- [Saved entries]
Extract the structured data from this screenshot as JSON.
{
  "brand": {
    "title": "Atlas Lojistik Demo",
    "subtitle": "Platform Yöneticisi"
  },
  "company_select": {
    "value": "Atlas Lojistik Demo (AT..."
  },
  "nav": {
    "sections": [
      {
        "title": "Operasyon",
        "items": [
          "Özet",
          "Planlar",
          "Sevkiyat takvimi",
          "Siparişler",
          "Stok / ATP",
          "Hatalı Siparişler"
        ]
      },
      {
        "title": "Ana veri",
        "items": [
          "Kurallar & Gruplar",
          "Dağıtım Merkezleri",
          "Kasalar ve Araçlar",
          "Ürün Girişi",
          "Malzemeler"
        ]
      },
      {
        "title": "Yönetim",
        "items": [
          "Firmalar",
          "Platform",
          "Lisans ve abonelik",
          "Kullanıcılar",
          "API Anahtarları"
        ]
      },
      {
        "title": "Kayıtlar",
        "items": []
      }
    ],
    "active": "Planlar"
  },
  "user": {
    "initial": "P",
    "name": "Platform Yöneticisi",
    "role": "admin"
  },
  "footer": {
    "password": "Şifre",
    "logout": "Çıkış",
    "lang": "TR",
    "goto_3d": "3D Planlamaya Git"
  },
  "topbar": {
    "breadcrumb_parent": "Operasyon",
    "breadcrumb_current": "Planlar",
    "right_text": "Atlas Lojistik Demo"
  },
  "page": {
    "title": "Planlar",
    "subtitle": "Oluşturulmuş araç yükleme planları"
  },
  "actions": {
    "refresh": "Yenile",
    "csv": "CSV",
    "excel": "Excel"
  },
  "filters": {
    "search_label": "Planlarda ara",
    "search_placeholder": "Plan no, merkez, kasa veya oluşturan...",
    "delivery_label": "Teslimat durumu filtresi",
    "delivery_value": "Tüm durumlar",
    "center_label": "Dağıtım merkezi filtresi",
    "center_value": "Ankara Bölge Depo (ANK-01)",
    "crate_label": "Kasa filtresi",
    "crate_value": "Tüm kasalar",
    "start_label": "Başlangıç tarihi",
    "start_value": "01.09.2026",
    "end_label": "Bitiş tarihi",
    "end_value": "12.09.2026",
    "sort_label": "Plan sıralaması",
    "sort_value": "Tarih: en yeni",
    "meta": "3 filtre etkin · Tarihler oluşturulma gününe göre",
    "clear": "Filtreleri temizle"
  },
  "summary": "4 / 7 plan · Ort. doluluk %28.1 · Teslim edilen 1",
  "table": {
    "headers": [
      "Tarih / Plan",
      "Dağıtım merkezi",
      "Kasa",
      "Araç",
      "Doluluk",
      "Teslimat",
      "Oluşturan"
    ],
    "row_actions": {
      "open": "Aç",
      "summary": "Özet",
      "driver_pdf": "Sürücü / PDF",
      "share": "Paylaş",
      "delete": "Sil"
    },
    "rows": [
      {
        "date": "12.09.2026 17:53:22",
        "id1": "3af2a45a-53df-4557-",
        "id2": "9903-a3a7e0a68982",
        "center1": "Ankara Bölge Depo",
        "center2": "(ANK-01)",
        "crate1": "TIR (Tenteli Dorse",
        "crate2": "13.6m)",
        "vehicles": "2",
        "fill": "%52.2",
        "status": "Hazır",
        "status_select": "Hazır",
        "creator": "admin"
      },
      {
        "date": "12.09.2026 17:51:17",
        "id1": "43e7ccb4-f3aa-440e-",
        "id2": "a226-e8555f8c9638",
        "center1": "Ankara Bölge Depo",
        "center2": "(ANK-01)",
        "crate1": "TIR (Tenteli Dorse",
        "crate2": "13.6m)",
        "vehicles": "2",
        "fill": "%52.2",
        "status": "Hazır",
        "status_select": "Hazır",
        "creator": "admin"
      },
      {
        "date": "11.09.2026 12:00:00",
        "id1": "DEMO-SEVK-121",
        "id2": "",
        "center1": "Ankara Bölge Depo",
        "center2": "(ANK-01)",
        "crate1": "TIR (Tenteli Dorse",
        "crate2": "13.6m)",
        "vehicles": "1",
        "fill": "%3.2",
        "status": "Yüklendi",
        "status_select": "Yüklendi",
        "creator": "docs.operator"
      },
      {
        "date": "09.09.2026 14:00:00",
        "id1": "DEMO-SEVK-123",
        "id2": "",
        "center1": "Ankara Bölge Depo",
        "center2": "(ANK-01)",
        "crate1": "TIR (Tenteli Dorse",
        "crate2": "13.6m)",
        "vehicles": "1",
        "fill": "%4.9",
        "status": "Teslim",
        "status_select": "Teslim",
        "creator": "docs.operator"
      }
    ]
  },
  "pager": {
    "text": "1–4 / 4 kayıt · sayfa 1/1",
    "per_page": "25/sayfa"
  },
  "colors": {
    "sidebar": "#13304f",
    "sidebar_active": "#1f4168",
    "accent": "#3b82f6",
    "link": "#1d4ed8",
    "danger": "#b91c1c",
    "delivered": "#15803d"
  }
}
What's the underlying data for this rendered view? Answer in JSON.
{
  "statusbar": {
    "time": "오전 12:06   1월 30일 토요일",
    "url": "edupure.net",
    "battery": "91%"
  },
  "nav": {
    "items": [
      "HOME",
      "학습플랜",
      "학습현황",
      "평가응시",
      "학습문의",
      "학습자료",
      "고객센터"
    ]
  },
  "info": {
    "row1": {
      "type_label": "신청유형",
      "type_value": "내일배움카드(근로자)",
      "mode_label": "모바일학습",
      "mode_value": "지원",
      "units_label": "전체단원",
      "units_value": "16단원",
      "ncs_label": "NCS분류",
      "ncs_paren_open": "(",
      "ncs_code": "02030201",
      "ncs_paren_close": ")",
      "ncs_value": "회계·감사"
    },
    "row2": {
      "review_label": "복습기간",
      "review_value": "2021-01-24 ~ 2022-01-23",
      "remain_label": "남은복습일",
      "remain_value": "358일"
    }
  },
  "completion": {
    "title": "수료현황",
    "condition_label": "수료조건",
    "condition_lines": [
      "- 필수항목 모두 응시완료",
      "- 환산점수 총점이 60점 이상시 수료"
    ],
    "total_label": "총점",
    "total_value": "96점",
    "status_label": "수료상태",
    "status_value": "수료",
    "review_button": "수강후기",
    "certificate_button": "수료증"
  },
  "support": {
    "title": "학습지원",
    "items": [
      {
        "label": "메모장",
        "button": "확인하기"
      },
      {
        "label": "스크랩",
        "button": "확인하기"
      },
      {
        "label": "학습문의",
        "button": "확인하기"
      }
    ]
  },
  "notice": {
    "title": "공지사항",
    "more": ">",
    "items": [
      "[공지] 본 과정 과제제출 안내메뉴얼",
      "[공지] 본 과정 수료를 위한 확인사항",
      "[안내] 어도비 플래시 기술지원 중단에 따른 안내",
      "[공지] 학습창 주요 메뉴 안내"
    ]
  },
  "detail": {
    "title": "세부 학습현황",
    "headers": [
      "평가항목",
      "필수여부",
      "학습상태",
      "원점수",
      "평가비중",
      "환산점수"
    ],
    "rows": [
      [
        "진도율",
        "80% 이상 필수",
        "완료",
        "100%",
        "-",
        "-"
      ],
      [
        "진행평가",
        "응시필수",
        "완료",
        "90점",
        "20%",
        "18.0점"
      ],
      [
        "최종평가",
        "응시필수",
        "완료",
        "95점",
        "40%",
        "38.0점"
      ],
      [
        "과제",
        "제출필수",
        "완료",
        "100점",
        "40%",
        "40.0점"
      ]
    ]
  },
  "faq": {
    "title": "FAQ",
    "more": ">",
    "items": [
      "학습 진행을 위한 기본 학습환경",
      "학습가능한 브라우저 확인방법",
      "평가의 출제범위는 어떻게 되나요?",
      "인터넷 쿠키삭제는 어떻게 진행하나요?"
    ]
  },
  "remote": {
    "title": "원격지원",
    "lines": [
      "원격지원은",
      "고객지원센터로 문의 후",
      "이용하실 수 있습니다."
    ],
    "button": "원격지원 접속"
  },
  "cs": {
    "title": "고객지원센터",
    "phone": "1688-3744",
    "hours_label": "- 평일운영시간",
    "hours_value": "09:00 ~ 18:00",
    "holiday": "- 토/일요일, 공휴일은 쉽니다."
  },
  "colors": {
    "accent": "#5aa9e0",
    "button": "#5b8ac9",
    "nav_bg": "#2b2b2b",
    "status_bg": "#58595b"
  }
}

- [What the exercise asks] Out of the preceding entries, pull every line containing the string "date".

- [Answer in full]
        "date": "12.09.2026 17:53:22",
        "date": "12.09.2026 17:51:17",
        "date": "11.09.2026 12:00:00",
        "date": "09.09.2026 14:00:00",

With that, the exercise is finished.